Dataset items
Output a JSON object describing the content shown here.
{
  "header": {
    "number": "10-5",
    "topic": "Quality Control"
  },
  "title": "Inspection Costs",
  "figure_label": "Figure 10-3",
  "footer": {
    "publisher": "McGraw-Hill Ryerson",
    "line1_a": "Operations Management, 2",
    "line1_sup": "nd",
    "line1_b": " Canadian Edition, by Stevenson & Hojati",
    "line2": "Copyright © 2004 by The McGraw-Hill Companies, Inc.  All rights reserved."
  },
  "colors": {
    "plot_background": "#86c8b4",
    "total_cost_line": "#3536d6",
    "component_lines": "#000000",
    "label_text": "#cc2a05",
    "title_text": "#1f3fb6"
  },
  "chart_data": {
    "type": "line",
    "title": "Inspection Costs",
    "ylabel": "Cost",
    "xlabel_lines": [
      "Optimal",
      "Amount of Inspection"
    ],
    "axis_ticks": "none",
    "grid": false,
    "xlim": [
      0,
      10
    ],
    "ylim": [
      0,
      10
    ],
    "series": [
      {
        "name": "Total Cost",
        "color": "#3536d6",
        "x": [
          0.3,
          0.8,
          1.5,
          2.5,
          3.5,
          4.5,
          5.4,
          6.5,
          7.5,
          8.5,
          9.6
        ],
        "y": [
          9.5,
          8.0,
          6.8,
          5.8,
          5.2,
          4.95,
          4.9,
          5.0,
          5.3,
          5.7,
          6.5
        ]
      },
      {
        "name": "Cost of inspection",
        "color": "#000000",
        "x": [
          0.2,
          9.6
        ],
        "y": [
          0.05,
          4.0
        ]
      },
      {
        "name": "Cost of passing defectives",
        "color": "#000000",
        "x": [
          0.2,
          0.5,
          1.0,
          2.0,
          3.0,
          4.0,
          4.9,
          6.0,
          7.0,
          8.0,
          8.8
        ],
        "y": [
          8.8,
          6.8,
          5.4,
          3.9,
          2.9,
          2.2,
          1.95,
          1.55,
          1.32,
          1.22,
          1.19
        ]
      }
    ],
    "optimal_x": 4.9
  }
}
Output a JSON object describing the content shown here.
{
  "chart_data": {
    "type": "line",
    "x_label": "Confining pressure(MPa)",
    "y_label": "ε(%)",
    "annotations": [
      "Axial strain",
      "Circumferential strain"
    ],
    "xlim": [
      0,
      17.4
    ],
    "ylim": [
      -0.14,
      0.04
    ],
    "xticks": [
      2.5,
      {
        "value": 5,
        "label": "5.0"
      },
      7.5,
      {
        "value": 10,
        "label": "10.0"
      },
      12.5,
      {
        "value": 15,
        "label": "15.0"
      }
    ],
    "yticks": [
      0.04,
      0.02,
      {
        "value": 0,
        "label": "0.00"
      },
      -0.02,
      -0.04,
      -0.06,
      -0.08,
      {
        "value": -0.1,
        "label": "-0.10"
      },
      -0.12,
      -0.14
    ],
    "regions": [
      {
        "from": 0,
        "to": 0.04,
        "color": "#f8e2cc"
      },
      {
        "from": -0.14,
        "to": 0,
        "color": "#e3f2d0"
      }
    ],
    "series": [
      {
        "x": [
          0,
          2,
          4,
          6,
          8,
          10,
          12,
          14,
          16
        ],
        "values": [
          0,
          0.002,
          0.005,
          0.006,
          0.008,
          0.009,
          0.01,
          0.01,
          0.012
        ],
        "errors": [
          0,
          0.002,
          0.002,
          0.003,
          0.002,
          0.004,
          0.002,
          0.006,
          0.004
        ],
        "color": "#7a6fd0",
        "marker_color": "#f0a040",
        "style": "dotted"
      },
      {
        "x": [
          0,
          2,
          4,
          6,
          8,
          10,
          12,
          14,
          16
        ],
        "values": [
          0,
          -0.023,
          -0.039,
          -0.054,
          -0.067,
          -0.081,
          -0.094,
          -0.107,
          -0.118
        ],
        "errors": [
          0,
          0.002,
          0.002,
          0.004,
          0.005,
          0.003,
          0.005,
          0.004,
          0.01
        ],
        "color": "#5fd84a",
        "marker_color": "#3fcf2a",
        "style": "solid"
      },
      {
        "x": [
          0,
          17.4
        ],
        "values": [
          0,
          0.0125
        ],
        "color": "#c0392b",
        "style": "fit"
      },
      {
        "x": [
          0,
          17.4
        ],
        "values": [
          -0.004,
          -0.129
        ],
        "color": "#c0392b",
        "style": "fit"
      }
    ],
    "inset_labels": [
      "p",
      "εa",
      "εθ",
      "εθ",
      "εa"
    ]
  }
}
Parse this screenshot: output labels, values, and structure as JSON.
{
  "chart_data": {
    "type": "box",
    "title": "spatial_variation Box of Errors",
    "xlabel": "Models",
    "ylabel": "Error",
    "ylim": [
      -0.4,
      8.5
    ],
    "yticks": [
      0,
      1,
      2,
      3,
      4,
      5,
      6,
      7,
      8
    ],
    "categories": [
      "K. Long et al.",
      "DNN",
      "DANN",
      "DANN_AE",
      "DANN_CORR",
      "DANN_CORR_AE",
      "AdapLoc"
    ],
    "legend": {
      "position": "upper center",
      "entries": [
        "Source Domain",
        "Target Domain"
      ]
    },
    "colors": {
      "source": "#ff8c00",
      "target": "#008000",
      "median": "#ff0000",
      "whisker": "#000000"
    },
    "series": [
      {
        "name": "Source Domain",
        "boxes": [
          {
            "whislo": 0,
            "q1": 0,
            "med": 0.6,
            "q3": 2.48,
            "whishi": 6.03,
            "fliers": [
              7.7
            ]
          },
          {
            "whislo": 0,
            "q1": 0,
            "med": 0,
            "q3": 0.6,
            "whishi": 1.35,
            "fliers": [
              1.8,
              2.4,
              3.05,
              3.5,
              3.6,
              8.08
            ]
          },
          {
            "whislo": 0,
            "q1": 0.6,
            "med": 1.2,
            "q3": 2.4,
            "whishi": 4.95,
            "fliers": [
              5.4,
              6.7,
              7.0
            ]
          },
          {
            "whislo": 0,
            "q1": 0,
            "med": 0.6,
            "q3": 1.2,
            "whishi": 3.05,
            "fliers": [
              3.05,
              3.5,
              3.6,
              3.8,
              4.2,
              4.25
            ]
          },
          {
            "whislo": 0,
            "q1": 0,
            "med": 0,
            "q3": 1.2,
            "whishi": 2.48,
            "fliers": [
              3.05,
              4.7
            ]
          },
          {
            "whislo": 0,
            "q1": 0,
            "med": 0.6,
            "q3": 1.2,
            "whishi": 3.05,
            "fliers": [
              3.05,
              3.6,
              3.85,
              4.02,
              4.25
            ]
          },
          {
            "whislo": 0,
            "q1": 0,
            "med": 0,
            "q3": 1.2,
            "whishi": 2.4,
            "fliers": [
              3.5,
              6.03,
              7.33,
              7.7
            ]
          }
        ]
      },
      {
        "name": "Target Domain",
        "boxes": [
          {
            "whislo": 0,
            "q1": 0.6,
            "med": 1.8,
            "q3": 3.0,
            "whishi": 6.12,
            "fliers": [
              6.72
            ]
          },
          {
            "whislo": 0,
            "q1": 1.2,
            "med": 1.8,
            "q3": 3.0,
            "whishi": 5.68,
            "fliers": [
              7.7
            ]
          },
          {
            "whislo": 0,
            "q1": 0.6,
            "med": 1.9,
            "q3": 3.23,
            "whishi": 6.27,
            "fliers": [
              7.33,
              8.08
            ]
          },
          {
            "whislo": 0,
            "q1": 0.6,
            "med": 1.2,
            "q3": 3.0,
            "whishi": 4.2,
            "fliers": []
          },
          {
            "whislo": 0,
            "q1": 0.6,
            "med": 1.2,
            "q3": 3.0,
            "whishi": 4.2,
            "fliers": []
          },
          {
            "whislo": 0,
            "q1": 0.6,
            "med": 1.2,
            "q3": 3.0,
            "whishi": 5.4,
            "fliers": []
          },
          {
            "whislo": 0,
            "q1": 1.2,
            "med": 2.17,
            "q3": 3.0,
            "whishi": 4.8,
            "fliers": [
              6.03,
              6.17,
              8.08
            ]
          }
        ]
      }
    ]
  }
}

## WRITTEN PROBLEM
Say how many lines in this material hold "name", and say nothing else.

## ANSWER
5